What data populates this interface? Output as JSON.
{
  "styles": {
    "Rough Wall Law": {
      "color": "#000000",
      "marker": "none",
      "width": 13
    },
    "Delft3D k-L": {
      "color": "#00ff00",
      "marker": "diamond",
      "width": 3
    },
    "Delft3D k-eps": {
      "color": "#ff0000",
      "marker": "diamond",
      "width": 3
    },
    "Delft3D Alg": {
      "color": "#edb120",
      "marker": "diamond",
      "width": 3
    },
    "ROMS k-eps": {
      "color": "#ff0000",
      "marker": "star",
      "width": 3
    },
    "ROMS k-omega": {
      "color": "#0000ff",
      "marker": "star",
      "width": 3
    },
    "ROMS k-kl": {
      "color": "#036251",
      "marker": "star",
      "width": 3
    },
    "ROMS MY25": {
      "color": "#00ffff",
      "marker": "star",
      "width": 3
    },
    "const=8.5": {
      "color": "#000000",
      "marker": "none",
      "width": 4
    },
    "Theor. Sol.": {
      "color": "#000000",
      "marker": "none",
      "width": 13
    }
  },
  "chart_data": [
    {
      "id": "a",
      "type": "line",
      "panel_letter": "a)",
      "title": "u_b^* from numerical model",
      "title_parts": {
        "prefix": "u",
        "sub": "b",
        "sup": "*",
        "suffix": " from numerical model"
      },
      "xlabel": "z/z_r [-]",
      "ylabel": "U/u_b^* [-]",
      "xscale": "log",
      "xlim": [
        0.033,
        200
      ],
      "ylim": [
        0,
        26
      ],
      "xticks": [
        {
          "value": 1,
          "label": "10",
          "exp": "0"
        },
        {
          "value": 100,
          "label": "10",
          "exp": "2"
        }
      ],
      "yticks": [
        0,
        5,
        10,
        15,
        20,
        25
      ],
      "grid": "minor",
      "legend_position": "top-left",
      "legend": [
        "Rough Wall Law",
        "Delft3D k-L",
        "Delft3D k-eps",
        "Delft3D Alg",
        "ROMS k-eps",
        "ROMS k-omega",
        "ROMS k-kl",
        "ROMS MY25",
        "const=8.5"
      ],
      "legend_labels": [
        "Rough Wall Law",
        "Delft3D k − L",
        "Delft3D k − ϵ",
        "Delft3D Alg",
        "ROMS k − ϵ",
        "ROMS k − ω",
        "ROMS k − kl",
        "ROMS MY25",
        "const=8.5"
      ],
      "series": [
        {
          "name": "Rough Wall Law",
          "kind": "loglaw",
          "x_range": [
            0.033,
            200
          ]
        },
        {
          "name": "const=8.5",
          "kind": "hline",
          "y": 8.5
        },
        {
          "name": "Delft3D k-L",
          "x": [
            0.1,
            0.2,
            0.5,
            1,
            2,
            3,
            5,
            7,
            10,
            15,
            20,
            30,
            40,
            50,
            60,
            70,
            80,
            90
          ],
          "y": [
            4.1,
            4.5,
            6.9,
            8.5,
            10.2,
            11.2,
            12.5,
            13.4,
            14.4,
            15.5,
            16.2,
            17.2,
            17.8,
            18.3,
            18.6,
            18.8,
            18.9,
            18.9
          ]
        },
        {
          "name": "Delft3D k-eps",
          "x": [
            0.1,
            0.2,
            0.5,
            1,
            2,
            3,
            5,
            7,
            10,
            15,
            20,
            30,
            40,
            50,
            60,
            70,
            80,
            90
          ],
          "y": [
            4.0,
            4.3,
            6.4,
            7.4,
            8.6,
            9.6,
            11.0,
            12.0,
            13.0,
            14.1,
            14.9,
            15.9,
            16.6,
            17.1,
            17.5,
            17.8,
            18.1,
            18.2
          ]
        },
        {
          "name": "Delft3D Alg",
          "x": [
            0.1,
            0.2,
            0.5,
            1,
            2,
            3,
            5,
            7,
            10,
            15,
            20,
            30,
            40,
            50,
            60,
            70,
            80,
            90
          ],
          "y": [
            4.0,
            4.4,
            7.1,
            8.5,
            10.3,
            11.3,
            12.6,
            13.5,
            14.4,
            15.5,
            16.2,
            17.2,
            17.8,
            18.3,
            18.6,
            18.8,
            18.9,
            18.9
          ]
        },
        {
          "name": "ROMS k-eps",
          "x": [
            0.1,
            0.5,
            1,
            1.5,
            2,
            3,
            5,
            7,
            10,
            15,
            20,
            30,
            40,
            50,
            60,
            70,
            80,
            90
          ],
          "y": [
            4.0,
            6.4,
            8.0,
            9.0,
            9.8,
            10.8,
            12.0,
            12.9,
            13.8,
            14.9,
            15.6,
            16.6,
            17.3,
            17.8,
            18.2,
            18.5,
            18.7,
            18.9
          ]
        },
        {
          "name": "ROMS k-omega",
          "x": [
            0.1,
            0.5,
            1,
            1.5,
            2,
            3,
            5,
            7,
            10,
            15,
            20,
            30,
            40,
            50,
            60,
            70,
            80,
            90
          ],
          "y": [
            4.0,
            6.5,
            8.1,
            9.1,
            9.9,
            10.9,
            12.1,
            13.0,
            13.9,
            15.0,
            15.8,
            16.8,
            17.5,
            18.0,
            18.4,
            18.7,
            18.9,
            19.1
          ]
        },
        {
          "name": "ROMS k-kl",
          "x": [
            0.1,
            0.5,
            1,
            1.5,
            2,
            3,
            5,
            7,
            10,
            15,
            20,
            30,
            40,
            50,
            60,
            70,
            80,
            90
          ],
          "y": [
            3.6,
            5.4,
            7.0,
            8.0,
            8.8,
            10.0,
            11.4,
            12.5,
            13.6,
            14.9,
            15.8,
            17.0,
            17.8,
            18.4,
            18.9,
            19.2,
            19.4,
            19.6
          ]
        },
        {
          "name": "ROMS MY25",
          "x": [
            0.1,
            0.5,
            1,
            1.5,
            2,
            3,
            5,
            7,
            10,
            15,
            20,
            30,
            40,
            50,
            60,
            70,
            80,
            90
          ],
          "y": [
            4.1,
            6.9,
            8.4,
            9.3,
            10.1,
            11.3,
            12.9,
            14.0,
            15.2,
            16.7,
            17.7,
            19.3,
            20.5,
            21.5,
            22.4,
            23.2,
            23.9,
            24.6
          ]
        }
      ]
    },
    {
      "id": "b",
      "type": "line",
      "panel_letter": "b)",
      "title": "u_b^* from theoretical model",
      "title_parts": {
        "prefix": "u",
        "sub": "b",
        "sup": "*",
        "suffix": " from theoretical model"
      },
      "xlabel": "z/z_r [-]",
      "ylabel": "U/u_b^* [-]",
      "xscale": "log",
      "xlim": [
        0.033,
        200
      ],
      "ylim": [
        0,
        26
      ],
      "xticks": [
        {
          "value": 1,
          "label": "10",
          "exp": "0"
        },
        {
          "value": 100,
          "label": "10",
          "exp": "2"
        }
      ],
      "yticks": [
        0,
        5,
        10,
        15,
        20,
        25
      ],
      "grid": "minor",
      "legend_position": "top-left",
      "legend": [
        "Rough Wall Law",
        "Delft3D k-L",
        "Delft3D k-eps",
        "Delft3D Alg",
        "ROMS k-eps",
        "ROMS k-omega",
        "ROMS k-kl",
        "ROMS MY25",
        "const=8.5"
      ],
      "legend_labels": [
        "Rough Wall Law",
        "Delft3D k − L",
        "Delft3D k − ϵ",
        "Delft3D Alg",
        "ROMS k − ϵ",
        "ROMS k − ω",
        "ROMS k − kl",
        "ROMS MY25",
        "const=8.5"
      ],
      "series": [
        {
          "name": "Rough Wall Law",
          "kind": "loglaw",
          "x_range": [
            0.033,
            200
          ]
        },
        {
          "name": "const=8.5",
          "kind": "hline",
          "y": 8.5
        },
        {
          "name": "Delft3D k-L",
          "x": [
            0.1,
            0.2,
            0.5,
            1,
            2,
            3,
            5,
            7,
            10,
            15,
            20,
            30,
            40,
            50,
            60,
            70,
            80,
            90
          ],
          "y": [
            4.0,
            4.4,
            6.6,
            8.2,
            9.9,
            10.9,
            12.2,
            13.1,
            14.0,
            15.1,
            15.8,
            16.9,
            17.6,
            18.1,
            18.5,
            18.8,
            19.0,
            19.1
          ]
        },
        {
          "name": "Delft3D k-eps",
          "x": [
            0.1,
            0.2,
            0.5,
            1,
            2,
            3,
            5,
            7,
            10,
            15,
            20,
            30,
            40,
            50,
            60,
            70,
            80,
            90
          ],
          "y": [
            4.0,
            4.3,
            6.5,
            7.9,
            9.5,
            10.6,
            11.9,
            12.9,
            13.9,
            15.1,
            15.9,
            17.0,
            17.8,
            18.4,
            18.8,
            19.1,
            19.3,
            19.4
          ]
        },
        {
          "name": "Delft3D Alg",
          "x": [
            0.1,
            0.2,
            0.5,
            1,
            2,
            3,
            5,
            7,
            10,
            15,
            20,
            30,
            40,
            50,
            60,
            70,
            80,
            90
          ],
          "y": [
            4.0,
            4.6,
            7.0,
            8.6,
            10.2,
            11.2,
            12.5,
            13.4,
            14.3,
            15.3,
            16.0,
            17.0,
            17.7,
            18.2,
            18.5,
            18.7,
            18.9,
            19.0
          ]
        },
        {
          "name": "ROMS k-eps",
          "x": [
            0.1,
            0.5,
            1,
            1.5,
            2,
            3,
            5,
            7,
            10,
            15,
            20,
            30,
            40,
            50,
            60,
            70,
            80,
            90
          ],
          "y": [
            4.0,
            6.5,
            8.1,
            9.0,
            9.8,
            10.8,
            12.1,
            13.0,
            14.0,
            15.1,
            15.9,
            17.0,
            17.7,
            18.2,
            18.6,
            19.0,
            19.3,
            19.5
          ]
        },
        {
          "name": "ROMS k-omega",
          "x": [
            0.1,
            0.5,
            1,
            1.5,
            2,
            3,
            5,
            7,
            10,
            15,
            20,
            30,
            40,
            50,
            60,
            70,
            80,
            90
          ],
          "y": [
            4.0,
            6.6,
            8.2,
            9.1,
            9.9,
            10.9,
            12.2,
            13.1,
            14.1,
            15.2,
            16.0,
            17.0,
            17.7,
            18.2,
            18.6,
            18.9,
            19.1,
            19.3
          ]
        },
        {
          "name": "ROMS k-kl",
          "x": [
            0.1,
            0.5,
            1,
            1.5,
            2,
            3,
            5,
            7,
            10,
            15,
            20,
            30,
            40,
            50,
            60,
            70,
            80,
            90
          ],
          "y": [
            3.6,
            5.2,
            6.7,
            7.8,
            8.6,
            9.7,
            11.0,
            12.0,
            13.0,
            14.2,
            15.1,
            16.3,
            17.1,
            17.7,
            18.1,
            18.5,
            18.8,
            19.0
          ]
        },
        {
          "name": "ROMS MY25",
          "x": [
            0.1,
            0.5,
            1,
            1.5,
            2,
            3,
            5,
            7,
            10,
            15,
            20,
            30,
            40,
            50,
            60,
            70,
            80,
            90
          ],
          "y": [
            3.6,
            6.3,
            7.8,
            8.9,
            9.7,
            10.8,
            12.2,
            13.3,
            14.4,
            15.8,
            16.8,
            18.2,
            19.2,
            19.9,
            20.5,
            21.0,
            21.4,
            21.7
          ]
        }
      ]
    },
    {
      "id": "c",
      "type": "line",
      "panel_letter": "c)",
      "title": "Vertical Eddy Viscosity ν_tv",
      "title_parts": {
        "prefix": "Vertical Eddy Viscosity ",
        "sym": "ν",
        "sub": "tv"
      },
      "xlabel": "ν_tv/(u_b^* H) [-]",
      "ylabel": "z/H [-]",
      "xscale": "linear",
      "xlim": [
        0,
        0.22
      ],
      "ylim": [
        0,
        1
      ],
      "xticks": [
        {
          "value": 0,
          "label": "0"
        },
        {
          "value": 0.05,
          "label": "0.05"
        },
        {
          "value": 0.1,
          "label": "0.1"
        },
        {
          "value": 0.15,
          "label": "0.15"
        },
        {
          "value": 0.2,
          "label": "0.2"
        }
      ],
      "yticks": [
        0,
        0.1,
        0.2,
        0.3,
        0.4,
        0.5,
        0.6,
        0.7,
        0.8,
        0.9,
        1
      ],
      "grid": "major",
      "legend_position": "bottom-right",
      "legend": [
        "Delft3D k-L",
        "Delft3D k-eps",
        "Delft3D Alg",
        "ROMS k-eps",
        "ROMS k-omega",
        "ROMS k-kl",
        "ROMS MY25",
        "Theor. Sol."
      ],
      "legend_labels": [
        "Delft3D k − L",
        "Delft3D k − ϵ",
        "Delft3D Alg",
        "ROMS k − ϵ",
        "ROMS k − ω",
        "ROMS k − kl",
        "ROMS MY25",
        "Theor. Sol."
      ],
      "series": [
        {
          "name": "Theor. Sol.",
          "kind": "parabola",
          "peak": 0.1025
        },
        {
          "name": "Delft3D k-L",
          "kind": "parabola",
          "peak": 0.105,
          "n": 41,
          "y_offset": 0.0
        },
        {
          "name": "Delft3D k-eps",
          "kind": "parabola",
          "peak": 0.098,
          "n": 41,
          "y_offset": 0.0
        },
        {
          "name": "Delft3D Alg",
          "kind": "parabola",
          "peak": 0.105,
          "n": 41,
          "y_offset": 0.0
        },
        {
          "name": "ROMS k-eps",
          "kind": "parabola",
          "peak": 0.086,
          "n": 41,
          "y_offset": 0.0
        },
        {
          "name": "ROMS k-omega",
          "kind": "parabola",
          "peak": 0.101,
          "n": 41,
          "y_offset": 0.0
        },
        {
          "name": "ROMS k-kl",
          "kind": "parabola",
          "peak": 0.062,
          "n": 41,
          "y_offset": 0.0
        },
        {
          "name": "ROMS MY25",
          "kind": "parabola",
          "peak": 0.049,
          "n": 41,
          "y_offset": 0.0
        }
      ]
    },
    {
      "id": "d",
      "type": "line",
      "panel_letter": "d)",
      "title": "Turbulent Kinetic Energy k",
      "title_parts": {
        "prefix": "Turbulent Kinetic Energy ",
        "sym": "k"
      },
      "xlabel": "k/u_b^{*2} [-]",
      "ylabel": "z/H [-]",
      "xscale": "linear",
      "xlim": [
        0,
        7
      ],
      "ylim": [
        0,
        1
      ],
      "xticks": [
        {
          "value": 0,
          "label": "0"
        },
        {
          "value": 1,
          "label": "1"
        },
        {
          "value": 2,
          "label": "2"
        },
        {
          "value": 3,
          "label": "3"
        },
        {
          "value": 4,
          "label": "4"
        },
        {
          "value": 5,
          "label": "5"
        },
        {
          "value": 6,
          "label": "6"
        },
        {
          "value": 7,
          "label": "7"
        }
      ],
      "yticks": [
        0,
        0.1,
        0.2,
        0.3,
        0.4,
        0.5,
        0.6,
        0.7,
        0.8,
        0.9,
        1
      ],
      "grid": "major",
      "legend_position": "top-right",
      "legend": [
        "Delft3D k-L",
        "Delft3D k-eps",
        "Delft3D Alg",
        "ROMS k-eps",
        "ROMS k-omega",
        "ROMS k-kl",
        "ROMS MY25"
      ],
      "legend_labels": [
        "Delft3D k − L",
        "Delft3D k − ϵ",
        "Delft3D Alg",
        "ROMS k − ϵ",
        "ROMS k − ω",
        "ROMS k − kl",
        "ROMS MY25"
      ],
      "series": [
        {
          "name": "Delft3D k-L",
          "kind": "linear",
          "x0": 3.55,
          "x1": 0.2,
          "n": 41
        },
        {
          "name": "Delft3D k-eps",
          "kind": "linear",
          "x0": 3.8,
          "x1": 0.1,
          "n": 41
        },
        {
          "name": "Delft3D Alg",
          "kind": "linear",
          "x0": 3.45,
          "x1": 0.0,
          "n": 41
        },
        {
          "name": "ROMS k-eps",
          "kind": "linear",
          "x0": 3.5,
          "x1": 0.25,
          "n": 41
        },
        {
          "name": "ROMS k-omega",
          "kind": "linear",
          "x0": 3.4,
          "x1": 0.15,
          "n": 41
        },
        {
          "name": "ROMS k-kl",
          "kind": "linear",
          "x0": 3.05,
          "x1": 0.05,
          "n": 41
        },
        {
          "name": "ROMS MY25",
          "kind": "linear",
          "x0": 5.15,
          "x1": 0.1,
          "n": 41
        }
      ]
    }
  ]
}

::::::::

▶ **GOAL OF THE EXERCISE**
State how many lines of the material contain the string "Energy", with no other words.

▶ **COMPLETE ANSWER**
2